SUPPLIED RECORDS start
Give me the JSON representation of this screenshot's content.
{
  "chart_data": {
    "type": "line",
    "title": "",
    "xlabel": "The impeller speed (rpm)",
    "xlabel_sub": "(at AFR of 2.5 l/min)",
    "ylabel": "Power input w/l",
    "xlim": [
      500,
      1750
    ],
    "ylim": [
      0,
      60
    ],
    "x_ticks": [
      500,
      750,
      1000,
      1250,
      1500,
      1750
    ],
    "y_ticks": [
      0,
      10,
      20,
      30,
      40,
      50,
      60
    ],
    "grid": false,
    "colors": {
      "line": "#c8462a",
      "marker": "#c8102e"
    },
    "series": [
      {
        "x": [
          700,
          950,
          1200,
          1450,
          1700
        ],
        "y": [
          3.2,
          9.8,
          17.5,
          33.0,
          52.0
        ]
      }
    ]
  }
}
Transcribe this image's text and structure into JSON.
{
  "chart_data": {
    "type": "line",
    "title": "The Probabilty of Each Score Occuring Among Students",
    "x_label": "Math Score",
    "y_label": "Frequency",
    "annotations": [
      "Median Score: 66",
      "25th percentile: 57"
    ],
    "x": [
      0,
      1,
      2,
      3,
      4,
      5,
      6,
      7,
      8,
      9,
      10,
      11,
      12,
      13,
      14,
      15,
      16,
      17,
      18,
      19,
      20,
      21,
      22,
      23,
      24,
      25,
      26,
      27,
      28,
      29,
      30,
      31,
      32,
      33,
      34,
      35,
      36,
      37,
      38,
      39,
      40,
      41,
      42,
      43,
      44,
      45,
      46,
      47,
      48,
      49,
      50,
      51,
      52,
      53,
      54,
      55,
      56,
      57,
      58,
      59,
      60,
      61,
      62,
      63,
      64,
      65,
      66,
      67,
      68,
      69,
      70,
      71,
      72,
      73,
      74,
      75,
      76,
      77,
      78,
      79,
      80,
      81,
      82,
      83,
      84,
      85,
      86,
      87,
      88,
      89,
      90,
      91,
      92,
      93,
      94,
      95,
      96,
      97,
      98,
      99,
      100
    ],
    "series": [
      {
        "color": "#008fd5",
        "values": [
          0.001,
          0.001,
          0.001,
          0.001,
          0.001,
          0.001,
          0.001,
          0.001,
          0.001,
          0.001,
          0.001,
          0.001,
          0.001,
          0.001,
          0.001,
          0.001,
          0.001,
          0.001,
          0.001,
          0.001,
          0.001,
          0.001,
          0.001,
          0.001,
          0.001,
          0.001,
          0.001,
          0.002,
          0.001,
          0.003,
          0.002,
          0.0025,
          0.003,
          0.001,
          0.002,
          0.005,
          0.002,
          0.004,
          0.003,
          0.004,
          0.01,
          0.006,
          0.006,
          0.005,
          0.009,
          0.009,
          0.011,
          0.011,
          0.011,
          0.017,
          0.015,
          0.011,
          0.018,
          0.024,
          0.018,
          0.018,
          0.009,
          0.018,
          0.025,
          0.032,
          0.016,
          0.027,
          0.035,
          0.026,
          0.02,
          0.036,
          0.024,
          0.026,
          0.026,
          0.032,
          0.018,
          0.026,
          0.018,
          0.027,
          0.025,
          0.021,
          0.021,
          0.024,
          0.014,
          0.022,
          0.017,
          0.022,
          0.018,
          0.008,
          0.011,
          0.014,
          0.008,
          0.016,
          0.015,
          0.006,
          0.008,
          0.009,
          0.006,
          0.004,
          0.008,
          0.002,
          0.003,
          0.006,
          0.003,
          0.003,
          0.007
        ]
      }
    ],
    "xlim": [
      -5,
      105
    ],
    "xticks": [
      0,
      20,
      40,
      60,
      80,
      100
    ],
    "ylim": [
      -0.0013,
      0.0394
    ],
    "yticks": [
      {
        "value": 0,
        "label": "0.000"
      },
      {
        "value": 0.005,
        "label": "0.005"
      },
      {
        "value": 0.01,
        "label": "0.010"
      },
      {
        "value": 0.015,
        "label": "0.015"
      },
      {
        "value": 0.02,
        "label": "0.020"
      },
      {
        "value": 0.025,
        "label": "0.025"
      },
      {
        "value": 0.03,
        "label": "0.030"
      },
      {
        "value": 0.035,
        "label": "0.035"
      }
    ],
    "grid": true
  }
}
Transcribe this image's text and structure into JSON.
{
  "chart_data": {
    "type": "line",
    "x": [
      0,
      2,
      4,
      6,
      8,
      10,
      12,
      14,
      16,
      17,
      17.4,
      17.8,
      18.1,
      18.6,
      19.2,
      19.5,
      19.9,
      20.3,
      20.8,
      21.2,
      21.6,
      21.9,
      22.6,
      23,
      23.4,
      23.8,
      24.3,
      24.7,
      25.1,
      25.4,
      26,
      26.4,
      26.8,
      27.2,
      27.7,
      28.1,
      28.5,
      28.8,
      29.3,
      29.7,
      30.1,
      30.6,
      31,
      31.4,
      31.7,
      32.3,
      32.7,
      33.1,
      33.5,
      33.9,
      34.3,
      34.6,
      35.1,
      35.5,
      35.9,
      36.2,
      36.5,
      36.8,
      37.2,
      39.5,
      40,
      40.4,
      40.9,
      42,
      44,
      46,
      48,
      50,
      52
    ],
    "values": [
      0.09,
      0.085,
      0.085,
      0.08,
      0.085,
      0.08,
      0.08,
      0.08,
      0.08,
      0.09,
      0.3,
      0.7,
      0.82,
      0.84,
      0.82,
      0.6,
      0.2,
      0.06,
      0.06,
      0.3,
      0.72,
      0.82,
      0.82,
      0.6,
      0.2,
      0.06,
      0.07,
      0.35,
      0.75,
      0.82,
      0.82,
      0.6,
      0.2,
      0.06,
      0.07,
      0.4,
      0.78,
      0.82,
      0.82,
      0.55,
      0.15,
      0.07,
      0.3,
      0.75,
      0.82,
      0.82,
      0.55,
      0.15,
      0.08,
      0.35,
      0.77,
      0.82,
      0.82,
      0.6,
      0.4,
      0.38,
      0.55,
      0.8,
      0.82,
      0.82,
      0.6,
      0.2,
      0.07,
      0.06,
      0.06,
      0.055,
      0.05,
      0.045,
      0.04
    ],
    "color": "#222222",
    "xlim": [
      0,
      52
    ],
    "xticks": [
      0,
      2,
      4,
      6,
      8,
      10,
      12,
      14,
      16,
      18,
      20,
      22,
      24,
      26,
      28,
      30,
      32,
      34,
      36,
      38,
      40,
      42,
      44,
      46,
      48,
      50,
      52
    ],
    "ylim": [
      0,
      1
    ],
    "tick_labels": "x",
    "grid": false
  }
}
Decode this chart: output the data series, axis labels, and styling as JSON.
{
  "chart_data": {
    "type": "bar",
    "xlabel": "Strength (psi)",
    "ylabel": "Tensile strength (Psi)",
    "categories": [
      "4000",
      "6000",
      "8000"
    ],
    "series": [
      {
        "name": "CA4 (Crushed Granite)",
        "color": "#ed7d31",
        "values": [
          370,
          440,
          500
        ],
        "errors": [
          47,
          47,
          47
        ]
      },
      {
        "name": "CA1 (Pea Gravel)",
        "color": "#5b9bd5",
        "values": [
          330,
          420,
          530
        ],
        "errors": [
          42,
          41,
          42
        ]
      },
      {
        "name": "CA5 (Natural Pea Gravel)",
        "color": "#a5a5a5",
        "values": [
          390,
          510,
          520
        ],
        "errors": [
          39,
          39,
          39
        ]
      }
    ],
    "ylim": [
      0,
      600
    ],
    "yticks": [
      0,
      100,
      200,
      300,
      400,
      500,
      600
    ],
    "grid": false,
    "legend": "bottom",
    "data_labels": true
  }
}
SUPPLIED RECORDS end
» EXERCISE TASK: Filter the listing for the word "grid" and copy every line that holds it.

» RESULT FOR THIS TASK:
    "grid": false,
    "grid": true
    "grid": false
    "grid": false,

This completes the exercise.